- _What to produce_
Count every line in the entries that follow where the word "Nombre" appears, then state only the total.
▬▬▬
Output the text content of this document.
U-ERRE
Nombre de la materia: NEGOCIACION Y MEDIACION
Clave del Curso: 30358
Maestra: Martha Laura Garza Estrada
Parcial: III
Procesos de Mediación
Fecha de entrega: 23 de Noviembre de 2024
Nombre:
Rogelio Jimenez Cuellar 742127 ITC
▬▬▬
- _Full output_
2